_Task to complete:_ Set down the material once more, exactly as it appears.

_Dataset entries:_
——

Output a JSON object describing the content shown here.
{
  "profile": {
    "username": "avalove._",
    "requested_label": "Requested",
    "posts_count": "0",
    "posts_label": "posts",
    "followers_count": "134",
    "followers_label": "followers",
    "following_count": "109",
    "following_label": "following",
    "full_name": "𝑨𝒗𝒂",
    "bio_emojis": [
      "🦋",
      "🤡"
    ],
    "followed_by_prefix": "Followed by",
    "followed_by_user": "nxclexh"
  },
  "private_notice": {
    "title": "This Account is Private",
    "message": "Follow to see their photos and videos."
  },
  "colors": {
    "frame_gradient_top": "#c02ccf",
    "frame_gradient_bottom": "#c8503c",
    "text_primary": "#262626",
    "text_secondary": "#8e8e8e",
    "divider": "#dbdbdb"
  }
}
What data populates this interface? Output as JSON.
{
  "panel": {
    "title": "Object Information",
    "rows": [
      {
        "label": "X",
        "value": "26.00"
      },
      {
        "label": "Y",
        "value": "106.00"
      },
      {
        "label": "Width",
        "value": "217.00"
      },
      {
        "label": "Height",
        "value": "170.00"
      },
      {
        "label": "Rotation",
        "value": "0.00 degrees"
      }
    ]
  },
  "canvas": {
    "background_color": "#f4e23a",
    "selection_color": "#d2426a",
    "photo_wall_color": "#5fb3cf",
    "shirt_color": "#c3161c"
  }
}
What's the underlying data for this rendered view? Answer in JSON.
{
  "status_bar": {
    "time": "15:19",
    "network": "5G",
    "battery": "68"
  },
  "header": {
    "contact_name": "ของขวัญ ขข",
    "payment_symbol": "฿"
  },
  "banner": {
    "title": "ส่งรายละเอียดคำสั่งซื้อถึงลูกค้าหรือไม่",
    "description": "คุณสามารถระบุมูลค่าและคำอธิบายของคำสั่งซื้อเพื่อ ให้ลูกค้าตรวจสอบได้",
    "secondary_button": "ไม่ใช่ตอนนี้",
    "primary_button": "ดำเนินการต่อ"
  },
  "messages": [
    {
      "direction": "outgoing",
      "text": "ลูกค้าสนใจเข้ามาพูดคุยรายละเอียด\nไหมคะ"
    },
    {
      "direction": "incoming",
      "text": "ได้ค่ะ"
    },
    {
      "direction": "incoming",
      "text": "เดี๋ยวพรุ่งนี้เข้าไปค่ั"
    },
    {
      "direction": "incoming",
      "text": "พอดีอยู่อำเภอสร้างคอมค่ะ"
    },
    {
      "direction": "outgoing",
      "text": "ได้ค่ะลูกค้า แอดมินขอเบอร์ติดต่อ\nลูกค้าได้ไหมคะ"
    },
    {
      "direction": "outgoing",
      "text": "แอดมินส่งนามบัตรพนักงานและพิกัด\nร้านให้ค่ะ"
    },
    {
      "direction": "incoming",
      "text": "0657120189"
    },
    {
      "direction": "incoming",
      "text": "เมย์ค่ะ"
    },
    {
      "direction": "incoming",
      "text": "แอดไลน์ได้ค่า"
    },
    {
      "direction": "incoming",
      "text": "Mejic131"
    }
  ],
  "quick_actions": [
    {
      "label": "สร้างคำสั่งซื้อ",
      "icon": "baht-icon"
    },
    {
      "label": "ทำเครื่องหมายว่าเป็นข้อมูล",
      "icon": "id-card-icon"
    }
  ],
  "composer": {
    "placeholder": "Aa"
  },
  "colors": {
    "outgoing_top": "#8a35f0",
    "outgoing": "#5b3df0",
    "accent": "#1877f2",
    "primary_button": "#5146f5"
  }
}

——

_Answer to the problem:_
Output a JSON object describing the content shown here.
{
  "profile": {
    "username": "avalove._",
    "requested_label": "Requested",
    "posts_count": "0",
    "posts_label": "posts",
    "followers_count": "134",
    "followers_label": "followers",
    "following_count": "109",
    "following_label": "following",
    "full_name": "𝑨𝒗𝒂",
    "bio_emojis": [
      "🦋",
      "🤡"
    ],
    "followed_by_prefix": "Followed by",
    "followed_by_user": "nxclexh"
  },
  "private_notice": {
    "title": "This Account is Private",
    "message": "Follow to see their photos and videos."
  },
  "colors": {
    "frame_gradient_top": "#c02ccf",
    "frame_gradient_bottom": "#c8503c",
    "text_primary": "#262626",
    "text_secondary": "#8e8e8e",
    "divider": "#dbdbdb"
  }
}
What data populates this interface? Output as JSON.
{
  "panel": {
    "title": "Object Information",
    "rows": [
      {
        "label": "X",
        "value": "26.00"
      },
      {
        "label": "Y",
        "value": "106.00"
      },
      {
        "label": "Width",
        "value": "217.00"
      },
      {
        "label": "Height",
        "value": "170.00"
      },
      {
        "label": "Rotation",
        "value": "0.00 degrees"
      }
    ]
  },
  "canvas": {
    "background_color": "#f4e23a",
    "selection_color": "#d2426a",
    "photo_wall_color": "#5fb3cf",
    "shirt_color": "#c3161c"
  }
}
What's the underlying data for this rendered view? Answer in JSON.
{
  "status_bar": {
    "time": "15:19",
    "network": "5G",
    "battery": "68"
  },
  "header": {
    "contact_name": "ของขวัญ ขข",
    "payment_symbol": "฿"
  },
  "banner": {
    "title": "ส่งรายละเอียดคำสั่งซื้อถึงลูกค้าหรือไม่",
    "description": "คุณสามารถระบุมูลค่าและคำอธิบายของคำสั่งซื้อเพื่อ ให้ลูกค้าตรวจสอบได้",
    "secondary_button": "ไม่ใช่ตอนนี้",
    "primary_button": "ดำเนินการต่อ"
  },
  "messages": [
    {
      "direction": "outgoing",
      "text": "ลูกค้าสนใจเข้ามาพูดคุยรายละเอียด\nไหมคะ"
    },
    {
      "direction": "incoming",
      "text": "ได้ค่ะ"
    },
    {
      "direction": "incoming",
      "text": "เดี๋ยวพรุ่งนี้เข้าไปค่ั"
    },
    {
      "direction": "incoming",
      "text": "พอดีอยู่อำเภอสร้างคอมค่ะ"
    },
    {
      "direction": "outgoing",
      "text": "ได้ค่ะลูกค้า แอดมินขอเบอร์ติดต่อ\nลูกค้าได้ไหมคะ"
    },
    {
      "direction": "outgoing",
      "text": "แอดมินส่งนามบัตรพนักงานและพิกัด\nร้านให้ค่ะ"
    },
    {
      "direction": "incoming",
      "text": "0657120189"
    },
    {
      "direction": "incoming",
      "text": "เมย์ค่ะ"
    },
    {
      "direction": "incoming",
      "text": "แอดไลน์ได้ค่า"
    },
    {
      "direction": "incoming",
      "text": "Mejic131"
    }
  ],
  "quick_actions": [
    {
      "label": "สร้างคำสั่งซื้อ",
      "icon": "baht-icon"
    },
    {
      "label": "ทำเครื่องหมายว่าเป็นข้อมูล",
      "icon": "id-card-icon"
    }
  ],
  "composer": {
    "placeholder": "Aa"
  },
  "colors": {
    "outgoing_top": "#8a35f0",
    "outgoing": "#5b3df0",
    "accent": "#1877f2",
    "primary_button": "#5146f5"
  }
}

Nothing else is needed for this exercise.